**WORK TO BE COMPLETED:** A single count is required: the lines of the data below in which the word "wenn" occurs.

[Collection entries]
—————
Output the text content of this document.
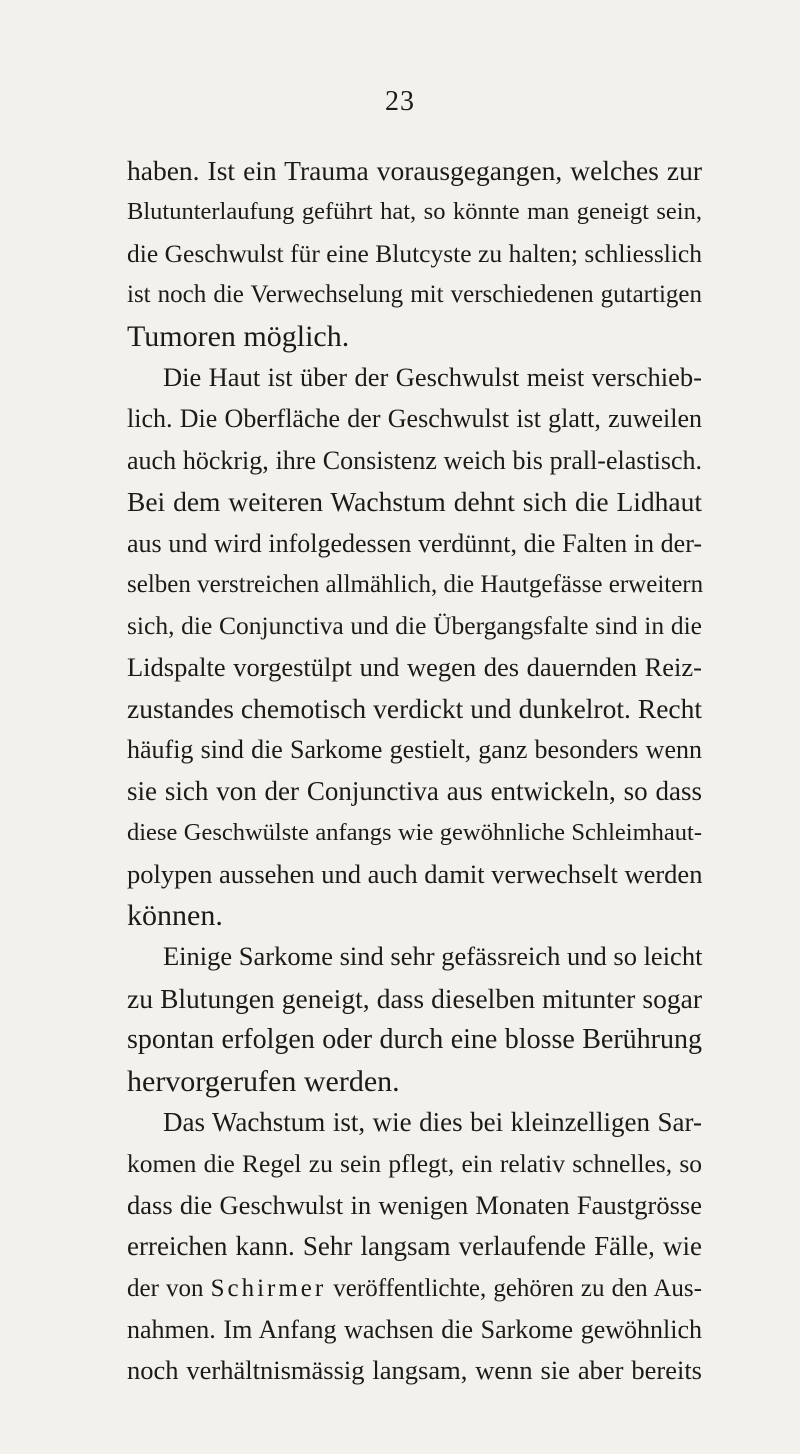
23
haben. Ist ein Trauma vorausgegangen, welches zur
Blutunterlaufung geführt hat, so könnte man geneigt sein,
die Geschwulst für eine Blutcyste zu halten; schliesslich
ist noch die Verwechselung mit verschiedenen gutartigen
Tumoren möglich.
Die Haut ist über der Geschwulst meist verschieb-
lich. Die Oberfläche der Geschwulst ist glatt, zuweilen
auch höckrig, ihre Consistenz weich bis prall-elastisch.
Bei dem weiteren Wachstum dehnt sich die Lidhaut
aus und wird infolgedessen verdünnt, die Falten in der-
selben verstreichen allmählich, die Hautgefässe erweitern
sich, die Conjunctiva und die Übergangsfalte sind in die
Lidspalte vorgestülpt und wegen des dauernden Reiz-
zustandes chemotisch verdickt und dunkelrot. Recht
häufig sind die Sarkome gestielt, ganz besonders wenn
sie sich von der Conjunctiva aus entwickeln, so dass
diese Geschwülste anfangs wie gewöhnliche Schleimhaut-
polypen aussehen und auch damit verwechselt werden
können.
Einige Sarkome sind sehr gefässreich und so leicht
zu Blutungen geneigt, dass dieselben mitunter sogar
spontan erfolgen oder durch eine blosse Berührung
hervorgerufen werden.
Das Wachstum ist, wie dies bei kleinzelligen Sar-
komen die Regel zu sein pflegt, ein relativ schnelles, so
dass die Geschwulst in wenigen Monaten Faustgrösse
erreichen kann. Sehr langsam verlaufende Fälle, wie
der von Schirmer veröffentlichte, gehören zu den Aus-
nahmen. Im Anfang wachsen die Sarkome gewöhnlich
noch verhältnismässig langsam, wenn sie aber bereits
—————
**REPLY TO THE EXERCISE:** 2